§ **Directive**
Tally all lines containing the word "المشتريات". Give the number alone.
───── Task input ─────
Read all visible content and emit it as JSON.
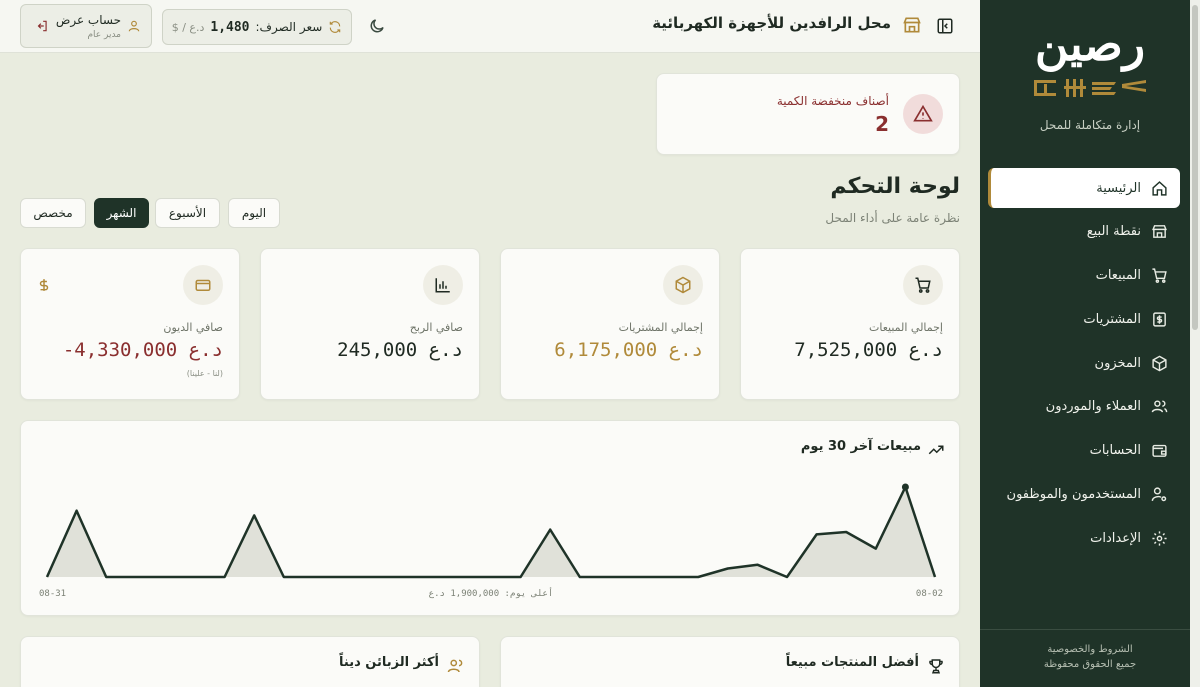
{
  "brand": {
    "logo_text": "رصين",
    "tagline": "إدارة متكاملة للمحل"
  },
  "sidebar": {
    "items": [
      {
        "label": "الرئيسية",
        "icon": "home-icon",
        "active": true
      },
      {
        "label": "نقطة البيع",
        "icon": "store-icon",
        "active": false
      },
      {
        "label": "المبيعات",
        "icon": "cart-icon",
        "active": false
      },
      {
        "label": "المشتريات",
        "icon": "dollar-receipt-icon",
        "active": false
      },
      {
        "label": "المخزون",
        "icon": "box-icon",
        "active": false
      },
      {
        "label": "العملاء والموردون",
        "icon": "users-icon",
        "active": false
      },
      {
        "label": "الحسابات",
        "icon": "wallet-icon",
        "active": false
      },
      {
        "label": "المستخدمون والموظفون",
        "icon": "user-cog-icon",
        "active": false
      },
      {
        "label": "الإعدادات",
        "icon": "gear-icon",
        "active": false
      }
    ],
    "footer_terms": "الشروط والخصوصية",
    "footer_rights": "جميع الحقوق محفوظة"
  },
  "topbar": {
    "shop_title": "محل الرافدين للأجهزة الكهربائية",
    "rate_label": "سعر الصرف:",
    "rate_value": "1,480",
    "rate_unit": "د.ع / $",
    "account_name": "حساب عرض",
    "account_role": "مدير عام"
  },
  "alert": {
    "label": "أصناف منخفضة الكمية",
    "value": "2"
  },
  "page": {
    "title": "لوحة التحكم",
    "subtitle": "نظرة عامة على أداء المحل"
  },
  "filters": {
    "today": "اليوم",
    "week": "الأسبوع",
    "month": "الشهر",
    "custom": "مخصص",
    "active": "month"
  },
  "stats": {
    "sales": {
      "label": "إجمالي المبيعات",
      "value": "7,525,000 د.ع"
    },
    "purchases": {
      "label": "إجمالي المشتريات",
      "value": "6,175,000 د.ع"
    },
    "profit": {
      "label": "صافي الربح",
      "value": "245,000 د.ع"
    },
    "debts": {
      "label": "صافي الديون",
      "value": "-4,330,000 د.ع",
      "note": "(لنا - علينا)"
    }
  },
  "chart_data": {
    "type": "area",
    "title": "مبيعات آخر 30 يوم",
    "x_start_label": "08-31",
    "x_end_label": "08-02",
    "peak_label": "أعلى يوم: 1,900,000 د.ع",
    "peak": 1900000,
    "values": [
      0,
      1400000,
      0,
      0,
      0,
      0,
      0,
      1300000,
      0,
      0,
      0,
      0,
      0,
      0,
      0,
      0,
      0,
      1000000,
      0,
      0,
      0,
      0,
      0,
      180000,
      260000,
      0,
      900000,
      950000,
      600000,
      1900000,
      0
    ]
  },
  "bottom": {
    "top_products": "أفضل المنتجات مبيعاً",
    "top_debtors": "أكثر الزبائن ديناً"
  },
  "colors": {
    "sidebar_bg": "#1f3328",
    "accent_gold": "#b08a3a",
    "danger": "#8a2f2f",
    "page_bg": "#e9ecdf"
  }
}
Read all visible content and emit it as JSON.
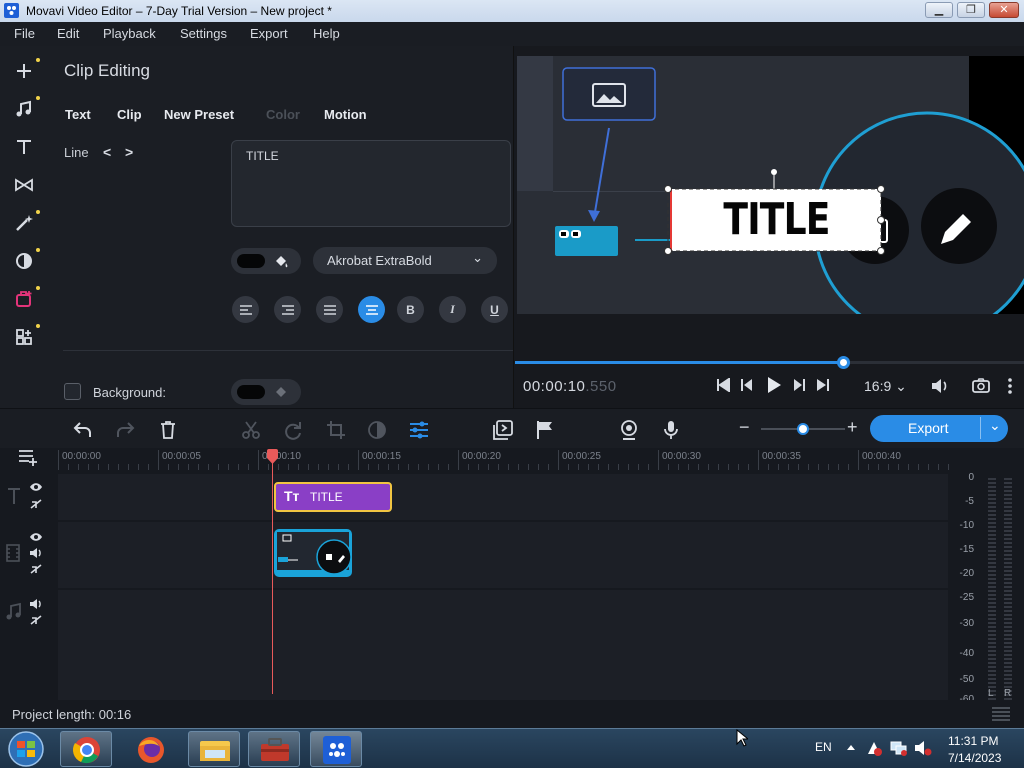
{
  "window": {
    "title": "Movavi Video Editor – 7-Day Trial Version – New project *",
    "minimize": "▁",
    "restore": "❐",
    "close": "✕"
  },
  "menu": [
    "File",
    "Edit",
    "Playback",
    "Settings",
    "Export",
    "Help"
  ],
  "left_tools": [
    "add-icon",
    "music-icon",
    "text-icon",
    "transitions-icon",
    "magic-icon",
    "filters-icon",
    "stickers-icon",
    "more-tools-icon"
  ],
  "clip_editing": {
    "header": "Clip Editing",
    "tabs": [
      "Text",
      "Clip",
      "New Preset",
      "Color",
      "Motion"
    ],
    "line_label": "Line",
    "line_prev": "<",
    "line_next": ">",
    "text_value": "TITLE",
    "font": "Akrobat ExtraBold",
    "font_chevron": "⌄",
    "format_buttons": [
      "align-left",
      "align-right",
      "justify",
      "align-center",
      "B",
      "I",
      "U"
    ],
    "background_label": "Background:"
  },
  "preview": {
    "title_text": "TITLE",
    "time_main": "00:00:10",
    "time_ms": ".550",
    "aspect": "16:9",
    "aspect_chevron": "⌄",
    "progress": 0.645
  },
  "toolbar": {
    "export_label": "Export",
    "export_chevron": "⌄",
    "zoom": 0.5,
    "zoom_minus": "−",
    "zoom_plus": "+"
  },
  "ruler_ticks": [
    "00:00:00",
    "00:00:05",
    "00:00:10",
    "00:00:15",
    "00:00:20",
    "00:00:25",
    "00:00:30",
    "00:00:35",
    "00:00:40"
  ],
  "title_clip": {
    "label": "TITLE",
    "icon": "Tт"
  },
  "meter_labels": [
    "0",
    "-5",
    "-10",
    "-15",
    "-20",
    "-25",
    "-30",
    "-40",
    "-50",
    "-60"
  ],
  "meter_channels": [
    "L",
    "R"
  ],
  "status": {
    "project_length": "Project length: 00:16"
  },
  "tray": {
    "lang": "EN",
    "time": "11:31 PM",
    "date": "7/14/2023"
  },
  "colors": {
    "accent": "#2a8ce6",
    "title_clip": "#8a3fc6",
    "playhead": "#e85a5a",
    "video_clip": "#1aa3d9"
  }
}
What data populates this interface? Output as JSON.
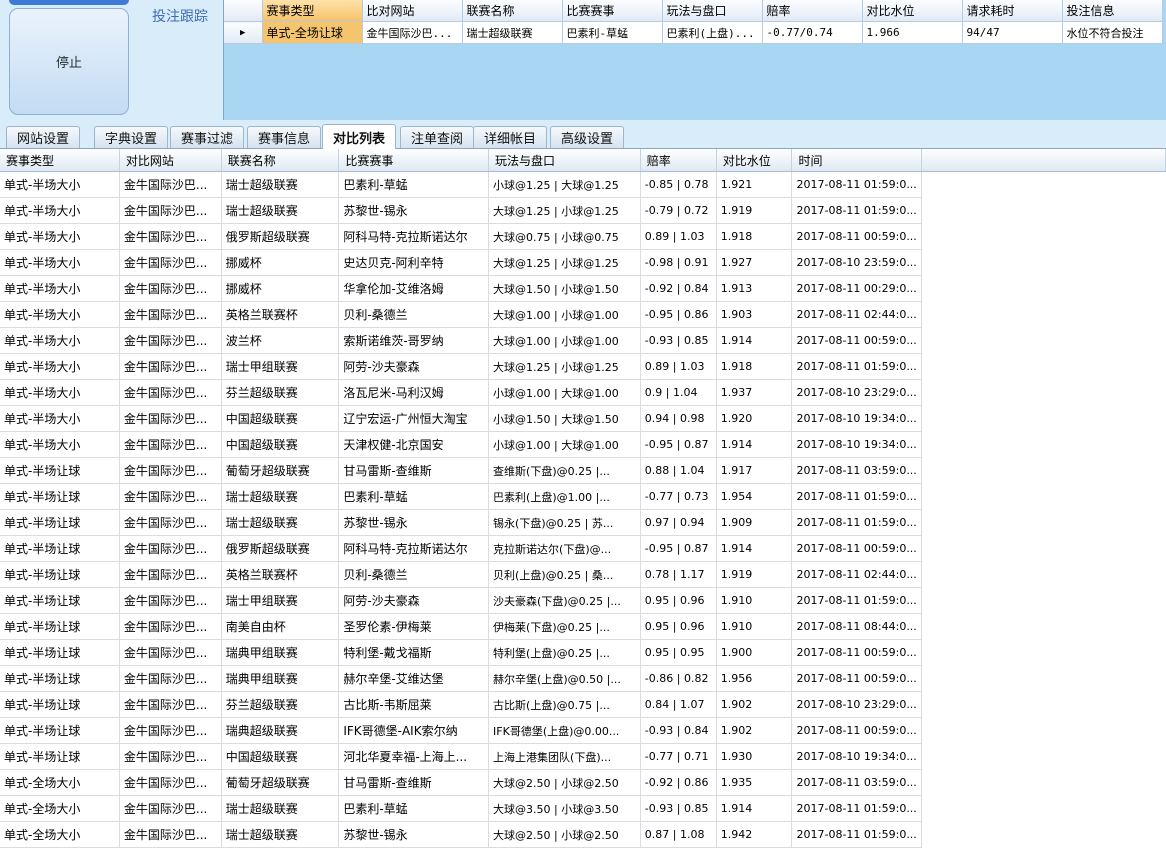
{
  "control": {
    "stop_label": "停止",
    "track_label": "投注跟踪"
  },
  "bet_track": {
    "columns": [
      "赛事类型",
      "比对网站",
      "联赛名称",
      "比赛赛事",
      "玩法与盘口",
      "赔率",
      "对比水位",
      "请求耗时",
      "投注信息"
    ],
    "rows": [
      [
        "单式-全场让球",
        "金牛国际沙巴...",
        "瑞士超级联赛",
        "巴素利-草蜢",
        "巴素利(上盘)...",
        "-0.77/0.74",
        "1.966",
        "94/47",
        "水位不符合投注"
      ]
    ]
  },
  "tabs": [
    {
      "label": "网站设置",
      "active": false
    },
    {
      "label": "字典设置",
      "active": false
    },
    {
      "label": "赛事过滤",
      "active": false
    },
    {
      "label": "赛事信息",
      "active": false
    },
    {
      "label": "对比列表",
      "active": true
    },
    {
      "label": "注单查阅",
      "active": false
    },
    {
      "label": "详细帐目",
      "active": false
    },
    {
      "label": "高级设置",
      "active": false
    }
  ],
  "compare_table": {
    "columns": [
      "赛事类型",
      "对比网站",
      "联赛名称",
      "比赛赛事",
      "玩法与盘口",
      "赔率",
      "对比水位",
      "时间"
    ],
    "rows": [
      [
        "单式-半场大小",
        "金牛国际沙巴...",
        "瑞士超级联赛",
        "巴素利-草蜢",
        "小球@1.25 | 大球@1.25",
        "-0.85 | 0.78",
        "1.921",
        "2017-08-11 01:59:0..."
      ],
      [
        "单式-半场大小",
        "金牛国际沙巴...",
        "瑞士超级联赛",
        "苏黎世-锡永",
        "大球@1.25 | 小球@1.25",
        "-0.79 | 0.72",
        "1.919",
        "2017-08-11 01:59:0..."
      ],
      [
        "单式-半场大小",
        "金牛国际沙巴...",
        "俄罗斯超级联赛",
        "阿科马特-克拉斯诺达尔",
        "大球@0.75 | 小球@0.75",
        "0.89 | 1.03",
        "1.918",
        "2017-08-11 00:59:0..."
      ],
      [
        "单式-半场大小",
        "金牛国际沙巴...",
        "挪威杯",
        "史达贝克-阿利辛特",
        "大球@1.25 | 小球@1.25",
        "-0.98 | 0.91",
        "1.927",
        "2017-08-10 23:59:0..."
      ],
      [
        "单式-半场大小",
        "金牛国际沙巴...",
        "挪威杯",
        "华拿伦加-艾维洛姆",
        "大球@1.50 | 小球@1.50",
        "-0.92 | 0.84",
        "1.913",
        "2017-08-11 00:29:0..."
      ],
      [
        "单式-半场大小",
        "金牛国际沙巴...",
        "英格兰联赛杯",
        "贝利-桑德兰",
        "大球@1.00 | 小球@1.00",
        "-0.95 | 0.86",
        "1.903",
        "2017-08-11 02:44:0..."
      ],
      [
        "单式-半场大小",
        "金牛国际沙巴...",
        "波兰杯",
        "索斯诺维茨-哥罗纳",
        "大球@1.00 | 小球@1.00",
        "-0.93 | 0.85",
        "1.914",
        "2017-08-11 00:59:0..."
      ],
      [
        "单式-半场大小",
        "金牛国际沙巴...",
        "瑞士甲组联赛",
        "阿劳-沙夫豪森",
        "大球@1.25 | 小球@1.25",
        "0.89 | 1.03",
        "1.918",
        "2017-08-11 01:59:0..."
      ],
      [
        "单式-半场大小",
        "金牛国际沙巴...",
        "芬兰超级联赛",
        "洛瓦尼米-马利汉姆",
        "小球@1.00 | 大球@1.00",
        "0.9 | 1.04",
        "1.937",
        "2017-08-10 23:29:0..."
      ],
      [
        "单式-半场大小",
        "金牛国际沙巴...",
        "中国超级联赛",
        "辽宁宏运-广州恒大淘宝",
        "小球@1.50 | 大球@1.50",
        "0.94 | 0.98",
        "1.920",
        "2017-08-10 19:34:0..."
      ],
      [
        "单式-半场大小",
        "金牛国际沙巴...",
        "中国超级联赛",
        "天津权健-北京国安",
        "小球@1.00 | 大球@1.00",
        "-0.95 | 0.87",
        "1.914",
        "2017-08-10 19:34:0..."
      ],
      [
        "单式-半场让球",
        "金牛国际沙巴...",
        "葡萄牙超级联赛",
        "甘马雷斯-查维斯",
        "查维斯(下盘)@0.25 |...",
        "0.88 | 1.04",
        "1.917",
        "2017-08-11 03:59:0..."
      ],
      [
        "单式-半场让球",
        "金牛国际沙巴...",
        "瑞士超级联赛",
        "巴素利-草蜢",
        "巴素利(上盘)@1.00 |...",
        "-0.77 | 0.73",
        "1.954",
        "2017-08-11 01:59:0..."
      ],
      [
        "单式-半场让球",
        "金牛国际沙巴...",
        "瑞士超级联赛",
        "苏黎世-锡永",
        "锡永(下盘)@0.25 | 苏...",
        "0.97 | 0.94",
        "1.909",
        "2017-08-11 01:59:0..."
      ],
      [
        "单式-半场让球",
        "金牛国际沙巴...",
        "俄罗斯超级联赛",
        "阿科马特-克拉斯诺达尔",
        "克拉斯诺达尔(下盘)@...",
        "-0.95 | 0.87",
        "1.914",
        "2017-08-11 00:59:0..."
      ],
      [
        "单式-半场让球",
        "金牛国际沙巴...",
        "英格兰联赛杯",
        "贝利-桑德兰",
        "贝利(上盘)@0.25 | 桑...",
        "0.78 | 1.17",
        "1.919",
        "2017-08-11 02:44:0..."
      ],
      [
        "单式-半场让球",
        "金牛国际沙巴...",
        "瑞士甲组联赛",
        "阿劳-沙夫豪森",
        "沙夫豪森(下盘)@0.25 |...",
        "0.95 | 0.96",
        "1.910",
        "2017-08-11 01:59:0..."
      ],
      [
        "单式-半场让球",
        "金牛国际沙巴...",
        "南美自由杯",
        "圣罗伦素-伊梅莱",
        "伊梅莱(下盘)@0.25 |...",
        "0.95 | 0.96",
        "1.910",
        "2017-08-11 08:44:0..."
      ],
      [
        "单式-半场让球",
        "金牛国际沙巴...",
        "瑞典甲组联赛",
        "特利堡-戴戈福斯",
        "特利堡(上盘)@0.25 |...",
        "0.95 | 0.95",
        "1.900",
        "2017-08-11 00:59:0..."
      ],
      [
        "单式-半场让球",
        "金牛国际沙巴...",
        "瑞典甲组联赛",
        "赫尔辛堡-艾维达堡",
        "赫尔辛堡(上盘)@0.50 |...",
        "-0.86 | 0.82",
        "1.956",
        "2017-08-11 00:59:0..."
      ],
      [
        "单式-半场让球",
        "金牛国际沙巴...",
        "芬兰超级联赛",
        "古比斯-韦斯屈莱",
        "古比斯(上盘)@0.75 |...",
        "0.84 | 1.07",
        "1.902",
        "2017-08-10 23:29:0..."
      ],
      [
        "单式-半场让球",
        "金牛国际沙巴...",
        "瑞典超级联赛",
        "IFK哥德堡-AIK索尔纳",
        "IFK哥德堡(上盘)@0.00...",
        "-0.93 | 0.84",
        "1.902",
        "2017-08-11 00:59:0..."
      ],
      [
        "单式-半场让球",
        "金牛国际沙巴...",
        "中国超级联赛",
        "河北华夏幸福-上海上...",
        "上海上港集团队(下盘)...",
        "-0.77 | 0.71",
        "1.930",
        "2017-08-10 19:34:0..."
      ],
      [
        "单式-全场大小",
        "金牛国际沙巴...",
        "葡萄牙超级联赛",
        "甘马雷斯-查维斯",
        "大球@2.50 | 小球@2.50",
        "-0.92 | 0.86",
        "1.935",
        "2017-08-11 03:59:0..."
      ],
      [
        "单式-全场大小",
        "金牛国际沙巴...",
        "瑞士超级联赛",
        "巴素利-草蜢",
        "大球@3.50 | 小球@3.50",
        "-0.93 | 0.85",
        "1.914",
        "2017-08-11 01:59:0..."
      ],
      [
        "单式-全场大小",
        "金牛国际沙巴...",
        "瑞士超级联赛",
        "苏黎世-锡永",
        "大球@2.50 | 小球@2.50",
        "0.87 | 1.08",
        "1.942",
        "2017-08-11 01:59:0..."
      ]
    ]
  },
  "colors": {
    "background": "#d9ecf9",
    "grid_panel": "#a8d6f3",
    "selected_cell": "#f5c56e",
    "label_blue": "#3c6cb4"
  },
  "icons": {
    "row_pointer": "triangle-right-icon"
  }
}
─────
§ **Final result**
2